| Collected data |
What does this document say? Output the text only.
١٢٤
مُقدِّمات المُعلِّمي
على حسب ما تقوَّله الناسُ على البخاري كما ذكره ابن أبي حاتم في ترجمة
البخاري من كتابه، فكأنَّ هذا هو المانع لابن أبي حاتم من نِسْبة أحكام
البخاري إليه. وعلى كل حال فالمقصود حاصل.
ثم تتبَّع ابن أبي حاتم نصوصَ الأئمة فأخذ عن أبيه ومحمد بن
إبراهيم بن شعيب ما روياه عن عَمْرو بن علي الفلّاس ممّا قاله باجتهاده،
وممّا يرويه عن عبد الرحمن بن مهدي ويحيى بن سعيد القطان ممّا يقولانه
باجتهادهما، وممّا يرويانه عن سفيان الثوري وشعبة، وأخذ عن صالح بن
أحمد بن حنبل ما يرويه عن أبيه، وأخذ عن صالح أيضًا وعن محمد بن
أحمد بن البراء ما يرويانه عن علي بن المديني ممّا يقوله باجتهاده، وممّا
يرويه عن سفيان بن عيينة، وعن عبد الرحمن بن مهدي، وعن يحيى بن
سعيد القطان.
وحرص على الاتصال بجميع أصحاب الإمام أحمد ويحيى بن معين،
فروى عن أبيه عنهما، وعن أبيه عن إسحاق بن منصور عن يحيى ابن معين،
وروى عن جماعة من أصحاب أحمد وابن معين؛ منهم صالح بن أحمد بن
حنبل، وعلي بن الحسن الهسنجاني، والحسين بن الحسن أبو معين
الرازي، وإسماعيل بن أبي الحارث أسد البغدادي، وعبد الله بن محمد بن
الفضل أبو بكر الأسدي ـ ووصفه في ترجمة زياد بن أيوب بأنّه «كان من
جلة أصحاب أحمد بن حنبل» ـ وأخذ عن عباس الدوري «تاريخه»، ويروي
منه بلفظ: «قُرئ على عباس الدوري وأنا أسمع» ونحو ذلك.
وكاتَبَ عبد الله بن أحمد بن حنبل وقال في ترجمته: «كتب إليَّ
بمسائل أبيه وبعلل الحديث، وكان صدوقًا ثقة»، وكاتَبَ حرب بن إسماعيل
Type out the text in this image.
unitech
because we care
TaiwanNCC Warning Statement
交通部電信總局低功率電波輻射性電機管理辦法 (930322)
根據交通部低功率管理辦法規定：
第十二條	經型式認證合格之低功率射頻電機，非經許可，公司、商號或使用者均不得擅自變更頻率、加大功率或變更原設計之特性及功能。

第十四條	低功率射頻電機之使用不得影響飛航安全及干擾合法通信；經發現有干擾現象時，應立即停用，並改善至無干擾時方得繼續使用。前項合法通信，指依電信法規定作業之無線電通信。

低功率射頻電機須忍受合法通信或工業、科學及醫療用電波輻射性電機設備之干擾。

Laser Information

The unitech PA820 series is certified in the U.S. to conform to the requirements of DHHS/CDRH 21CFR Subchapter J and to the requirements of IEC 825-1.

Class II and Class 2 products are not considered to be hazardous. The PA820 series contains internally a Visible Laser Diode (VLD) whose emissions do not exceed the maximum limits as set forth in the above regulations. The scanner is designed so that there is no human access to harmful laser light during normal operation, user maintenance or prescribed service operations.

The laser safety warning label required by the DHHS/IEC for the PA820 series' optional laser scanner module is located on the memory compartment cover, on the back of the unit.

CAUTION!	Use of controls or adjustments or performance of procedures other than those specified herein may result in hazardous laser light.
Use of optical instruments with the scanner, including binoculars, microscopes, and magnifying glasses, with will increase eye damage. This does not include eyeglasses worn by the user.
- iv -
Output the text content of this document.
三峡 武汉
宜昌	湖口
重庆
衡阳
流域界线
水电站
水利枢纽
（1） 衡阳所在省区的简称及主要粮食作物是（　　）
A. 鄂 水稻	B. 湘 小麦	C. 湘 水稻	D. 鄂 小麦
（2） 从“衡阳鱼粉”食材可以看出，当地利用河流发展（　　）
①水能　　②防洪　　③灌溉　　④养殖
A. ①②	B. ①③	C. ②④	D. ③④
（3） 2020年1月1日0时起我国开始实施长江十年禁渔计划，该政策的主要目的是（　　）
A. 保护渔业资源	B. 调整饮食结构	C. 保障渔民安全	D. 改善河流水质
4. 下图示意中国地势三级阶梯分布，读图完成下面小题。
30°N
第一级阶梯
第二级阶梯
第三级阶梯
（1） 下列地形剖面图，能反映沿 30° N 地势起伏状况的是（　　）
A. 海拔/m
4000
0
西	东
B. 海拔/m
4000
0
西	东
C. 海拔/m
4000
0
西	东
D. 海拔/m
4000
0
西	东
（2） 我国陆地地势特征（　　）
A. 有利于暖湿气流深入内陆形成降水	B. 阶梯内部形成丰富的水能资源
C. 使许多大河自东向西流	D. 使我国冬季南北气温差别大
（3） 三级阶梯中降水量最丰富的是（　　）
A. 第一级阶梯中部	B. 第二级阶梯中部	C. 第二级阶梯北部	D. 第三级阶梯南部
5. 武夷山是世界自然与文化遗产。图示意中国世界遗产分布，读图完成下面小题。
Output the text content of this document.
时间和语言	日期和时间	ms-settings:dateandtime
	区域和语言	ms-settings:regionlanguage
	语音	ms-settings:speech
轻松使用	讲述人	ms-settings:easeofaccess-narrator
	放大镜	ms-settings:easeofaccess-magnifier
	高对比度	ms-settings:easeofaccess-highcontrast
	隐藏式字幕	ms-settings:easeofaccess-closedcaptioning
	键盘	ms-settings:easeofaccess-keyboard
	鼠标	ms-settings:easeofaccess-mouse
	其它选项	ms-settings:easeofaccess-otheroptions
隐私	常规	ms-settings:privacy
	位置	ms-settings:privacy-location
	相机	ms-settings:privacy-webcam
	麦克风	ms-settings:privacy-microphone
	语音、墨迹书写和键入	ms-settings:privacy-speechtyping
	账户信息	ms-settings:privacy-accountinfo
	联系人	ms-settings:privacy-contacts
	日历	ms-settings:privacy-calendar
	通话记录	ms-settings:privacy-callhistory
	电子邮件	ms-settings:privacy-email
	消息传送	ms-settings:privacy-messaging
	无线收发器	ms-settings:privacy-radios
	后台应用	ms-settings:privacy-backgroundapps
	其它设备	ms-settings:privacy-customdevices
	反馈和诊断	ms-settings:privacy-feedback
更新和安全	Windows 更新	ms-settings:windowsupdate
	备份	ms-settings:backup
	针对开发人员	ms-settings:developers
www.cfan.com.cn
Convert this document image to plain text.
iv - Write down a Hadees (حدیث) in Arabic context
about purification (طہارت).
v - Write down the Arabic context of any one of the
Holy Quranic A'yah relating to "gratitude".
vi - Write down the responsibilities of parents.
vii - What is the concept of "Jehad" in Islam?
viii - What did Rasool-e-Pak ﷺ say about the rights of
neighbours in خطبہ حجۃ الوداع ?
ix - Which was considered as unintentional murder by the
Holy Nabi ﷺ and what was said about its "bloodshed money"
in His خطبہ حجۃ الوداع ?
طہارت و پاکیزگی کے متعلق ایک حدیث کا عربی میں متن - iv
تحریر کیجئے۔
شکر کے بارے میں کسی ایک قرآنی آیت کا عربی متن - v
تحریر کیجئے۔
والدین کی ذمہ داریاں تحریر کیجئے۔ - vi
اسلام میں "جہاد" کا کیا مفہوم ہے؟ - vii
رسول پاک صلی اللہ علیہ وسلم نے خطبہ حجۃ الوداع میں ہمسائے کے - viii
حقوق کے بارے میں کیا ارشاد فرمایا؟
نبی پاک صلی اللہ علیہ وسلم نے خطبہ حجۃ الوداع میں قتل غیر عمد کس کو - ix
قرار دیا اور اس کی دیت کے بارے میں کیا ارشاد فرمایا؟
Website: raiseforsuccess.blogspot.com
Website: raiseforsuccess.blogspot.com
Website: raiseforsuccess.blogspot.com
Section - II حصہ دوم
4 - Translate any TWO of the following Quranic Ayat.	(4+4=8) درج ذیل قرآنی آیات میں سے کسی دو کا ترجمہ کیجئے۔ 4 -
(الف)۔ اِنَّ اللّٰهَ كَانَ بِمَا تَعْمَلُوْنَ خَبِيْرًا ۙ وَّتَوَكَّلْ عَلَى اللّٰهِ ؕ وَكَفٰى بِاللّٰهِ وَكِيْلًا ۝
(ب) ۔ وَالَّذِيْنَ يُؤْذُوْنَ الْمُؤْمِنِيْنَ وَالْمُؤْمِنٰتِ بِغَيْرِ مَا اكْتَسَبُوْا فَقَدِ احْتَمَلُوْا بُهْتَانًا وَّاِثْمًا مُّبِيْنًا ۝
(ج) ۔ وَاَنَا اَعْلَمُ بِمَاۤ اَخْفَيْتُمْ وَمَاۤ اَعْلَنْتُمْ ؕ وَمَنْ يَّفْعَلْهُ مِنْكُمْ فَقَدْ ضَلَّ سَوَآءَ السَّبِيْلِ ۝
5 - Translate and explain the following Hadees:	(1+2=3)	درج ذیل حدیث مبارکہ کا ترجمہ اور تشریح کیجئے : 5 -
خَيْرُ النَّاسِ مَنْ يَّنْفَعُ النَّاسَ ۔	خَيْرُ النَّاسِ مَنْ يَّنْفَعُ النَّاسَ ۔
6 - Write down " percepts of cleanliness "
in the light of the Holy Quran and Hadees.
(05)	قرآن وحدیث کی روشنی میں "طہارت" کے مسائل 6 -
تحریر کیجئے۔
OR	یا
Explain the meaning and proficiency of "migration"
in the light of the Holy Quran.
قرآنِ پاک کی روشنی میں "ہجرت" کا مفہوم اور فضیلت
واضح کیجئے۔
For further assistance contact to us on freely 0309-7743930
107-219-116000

| The task |
From the listing above, collect every line that mentions the word "قرآنی".

| Result of the exercise |
شکر کے بارے میں کسی ایک قرآنی آیت کا عربی متن - v
4 - Translate any TWO of the following Quranic Ayat.	(4+4=8) درج ذیل قرآنی آیات میں سے کسی دو کا ترجمہ کیجئے۔ 4 -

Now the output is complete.